BEGIN LISTED ENTRIES
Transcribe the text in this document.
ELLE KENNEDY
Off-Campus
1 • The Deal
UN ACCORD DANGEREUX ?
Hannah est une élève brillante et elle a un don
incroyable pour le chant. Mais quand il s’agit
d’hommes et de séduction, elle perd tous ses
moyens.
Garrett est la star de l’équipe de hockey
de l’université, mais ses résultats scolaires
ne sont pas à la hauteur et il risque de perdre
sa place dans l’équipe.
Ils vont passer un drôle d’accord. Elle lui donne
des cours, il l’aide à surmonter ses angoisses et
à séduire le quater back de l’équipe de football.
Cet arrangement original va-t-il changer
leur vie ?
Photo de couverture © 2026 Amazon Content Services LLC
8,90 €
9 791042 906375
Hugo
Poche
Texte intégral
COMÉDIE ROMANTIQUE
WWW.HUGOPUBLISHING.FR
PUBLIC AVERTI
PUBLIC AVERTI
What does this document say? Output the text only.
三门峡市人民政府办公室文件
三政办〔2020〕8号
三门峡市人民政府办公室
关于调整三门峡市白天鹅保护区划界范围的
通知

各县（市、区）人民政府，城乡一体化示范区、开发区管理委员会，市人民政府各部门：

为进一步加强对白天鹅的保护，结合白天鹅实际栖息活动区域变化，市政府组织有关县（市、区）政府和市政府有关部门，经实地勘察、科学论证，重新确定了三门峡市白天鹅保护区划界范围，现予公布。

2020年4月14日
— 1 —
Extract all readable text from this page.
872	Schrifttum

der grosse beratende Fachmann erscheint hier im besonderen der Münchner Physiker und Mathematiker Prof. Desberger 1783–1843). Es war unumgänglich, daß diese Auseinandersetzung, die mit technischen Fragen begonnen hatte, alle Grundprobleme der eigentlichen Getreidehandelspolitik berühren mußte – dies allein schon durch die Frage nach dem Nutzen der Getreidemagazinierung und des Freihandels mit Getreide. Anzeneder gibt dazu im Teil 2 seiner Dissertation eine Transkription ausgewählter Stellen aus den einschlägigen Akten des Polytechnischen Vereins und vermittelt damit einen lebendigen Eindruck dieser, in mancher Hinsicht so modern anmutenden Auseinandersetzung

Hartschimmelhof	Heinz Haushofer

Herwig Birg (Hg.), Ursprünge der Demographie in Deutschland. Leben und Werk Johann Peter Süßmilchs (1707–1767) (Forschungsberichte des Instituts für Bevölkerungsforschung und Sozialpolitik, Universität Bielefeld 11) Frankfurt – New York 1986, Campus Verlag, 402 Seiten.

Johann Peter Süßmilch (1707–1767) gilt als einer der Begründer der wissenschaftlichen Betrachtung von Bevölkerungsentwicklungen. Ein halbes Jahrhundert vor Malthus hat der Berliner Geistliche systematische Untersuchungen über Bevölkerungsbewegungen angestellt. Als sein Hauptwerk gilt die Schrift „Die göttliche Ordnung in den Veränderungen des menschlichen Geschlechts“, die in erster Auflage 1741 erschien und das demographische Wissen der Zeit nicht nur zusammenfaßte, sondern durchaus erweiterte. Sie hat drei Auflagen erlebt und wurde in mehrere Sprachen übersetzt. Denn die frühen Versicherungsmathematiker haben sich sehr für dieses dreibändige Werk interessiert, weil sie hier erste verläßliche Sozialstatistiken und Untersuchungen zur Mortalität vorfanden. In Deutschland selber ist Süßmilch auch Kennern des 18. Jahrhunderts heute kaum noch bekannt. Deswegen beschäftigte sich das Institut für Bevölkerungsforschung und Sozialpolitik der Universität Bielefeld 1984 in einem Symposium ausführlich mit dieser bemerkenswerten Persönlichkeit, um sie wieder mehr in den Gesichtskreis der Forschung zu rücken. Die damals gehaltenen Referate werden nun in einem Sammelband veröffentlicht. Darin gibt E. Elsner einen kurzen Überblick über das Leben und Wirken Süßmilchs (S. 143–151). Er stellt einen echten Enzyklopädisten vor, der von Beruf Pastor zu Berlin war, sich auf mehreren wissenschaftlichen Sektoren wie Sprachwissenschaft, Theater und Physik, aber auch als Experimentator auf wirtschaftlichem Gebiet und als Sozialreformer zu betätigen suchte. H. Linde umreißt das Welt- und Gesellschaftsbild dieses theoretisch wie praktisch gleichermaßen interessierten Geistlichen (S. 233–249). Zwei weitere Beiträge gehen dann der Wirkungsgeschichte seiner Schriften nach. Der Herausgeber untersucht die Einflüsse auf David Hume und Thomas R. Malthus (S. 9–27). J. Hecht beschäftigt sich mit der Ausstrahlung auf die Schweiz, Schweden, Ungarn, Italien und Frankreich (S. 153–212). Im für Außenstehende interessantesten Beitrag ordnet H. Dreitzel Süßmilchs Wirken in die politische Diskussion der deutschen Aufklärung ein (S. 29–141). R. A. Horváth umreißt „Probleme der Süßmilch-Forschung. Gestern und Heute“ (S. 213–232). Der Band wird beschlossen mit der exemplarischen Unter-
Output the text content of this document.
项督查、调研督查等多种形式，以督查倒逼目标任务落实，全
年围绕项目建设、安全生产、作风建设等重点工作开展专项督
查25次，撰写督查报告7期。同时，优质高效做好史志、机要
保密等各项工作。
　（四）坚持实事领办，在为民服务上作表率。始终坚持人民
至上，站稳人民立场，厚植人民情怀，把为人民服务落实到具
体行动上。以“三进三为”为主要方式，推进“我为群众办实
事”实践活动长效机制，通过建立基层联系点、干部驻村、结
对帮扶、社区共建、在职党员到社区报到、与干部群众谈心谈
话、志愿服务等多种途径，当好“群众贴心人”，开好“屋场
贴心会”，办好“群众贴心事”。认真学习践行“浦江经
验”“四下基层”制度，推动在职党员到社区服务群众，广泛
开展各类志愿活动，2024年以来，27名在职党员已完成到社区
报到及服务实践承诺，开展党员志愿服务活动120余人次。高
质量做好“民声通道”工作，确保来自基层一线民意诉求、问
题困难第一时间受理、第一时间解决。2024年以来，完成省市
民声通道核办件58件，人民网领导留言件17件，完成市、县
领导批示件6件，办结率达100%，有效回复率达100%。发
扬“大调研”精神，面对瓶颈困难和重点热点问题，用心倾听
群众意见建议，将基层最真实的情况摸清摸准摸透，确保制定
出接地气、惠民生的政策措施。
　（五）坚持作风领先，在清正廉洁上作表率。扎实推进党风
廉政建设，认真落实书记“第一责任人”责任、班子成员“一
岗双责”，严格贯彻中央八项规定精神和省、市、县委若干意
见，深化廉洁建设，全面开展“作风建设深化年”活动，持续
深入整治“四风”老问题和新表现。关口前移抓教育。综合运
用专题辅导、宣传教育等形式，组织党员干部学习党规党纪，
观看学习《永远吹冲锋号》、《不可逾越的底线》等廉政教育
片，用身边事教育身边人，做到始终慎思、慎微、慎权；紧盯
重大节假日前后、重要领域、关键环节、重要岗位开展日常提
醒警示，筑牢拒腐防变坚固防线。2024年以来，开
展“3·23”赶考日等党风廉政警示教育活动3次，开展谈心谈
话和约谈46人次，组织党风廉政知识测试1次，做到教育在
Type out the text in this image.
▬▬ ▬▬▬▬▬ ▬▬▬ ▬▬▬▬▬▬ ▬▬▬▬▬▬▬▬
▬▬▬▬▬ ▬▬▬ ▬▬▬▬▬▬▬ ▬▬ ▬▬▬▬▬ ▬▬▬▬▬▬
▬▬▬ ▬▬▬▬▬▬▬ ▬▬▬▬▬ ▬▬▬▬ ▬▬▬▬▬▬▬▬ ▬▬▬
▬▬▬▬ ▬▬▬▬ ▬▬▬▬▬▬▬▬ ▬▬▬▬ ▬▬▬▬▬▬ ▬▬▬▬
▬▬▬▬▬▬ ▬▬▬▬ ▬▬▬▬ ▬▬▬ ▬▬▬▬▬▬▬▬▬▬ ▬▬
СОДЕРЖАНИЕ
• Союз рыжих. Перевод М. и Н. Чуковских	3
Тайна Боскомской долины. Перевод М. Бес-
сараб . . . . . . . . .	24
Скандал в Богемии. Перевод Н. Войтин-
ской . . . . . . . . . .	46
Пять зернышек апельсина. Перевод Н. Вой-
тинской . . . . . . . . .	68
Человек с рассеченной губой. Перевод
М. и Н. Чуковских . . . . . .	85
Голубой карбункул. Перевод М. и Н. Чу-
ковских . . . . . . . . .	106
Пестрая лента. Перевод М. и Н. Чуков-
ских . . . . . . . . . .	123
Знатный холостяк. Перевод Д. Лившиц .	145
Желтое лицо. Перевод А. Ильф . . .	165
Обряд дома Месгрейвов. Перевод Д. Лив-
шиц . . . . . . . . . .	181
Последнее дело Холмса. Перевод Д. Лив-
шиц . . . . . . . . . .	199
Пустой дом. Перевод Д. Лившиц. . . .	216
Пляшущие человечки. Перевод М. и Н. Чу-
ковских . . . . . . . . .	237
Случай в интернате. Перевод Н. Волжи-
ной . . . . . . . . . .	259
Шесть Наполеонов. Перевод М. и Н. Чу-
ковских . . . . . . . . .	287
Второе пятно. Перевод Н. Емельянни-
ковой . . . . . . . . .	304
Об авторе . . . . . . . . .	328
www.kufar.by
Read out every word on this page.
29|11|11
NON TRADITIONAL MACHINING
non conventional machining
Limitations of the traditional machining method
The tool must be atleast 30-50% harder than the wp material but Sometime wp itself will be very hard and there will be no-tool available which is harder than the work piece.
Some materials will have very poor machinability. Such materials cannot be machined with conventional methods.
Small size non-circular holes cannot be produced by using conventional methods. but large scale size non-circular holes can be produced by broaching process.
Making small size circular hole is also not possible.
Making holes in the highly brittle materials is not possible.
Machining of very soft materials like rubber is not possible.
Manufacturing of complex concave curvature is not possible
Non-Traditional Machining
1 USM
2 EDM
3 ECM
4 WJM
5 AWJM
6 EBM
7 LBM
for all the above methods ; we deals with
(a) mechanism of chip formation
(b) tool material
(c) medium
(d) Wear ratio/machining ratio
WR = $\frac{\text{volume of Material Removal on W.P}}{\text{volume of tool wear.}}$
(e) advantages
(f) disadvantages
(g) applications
END LISTED ENTRIES
(AIM OF THE TASK):
Show each line of the data that contains the string "possible".

(ANSWER TO THIS EXERCISE):
Making small size circular hole is also not possible.
Making holes in the highly brittle materials is not possible.
Machining of very soft materials like rubber is not possible.
Manufacturing of complex concave curvature is not possible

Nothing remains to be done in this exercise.